SHORT EXERCISE: From the entries below, copy every line that holds the word "Ayuntamiento".

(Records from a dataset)

Begin

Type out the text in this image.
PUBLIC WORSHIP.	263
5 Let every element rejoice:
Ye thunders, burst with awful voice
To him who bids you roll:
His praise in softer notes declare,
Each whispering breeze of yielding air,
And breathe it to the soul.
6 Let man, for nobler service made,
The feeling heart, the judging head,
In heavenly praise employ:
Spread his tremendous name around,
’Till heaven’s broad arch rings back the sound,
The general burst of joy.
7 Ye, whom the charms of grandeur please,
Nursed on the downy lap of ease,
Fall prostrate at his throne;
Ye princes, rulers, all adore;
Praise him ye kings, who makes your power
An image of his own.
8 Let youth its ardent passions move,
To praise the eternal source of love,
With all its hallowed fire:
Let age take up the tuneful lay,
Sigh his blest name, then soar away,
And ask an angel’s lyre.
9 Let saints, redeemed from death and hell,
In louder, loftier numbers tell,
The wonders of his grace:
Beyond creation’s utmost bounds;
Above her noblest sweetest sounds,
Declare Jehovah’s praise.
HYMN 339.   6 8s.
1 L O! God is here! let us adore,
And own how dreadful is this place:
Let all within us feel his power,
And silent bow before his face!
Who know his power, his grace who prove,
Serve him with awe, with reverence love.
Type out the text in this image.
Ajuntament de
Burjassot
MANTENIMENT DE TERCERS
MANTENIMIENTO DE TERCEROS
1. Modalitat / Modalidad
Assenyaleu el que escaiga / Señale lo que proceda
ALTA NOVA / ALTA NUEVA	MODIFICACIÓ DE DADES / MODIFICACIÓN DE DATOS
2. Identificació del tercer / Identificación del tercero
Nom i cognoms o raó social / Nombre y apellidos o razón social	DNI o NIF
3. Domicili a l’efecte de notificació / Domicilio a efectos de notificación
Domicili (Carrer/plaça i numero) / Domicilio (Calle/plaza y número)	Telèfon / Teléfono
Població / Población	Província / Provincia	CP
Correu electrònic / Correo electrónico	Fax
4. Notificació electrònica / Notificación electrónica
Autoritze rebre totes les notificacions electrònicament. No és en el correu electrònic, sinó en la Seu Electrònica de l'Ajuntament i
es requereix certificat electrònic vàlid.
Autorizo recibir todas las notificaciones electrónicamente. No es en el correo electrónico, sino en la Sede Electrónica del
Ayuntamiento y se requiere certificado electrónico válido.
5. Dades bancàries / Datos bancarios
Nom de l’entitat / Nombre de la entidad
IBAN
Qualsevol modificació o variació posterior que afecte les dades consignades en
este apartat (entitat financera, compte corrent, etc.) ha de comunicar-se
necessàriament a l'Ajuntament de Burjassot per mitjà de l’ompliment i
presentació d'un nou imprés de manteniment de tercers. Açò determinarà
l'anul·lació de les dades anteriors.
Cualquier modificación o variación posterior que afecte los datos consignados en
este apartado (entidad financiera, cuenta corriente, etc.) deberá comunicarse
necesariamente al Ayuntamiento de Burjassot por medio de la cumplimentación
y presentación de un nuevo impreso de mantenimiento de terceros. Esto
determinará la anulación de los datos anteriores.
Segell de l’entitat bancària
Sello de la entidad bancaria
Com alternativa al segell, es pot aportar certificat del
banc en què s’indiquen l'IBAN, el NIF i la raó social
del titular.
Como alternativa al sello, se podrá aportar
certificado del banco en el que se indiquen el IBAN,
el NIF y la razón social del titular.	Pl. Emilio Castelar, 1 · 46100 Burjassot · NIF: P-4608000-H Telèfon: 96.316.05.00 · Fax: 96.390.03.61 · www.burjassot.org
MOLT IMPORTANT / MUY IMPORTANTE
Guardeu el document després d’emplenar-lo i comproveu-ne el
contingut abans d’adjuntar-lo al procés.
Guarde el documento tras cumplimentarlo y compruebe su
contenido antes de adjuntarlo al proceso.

End

WRITTEN SOLUTION:
Ayuntamiento y se requiere certificado electrónico válido.
necesariamente al Ayuntamiento de Burjassot por medio de la cumplimentación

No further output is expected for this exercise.